## Problem to solve:
State the number of lines where "peak" appears. Add nothing else.

(Figure contents as structured data)
+ + + + +
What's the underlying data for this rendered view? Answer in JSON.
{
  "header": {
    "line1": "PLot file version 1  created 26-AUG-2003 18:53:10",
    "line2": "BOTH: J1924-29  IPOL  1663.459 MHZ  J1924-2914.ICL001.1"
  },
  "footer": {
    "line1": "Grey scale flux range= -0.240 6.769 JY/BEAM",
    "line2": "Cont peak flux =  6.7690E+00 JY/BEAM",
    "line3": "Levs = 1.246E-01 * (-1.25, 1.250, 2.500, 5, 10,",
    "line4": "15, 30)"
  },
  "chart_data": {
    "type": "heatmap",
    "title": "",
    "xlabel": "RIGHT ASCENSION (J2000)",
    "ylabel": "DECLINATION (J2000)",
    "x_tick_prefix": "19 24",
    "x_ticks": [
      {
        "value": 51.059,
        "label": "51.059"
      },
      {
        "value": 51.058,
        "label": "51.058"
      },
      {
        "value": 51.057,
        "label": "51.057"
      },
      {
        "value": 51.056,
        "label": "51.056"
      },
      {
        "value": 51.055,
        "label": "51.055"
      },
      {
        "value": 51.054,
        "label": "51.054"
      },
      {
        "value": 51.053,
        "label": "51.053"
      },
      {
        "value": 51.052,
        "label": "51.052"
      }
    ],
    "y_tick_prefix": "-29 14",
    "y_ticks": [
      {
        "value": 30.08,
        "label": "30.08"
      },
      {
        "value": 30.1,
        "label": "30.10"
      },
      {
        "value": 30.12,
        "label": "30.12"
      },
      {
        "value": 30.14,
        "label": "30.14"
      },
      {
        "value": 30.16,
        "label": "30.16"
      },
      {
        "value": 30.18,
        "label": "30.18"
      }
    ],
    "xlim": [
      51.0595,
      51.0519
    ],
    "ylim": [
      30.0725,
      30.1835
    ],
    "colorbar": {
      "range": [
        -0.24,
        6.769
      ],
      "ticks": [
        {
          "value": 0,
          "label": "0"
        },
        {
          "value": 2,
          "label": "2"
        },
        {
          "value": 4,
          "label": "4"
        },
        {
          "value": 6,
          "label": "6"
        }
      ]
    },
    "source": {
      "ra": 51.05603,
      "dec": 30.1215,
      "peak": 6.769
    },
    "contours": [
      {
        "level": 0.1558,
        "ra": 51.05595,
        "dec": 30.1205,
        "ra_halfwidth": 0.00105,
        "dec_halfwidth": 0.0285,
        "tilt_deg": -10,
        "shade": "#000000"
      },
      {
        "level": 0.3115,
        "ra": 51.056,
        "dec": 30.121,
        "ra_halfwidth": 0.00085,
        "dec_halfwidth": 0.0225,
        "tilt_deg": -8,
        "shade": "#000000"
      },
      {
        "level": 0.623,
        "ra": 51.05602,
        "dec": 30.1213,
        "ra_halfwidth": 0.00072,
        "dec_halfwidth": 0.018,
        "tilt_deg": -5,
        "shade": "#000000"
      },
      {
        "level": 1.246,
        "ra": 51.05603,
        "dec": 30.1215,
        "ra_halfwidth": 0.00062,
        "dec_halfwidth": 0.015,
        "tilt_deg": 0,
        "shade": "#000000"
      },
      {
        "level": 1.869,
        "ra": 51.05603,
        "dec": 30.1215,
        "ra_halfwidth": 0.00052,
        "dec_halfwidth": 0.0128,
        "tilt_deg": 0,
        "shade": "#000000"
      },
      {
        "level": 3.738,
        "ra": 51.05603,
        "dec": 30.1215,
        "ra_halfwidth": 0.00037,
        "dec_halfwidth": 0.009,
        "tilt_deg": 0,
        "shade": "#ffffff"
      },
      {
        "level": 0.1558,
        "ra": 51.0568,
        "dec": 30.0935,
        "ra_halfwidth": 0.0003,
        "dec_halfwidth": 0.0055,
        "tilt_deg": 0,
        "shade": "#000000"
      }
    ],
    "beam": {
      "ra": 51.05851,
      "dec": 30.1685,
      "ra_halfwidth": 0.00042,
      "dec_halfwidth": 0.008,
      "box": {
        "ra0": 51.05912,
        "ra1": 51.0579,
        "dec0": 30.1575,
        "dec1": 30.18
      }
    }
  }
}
+ + + + +
## Answer for this exercise:
2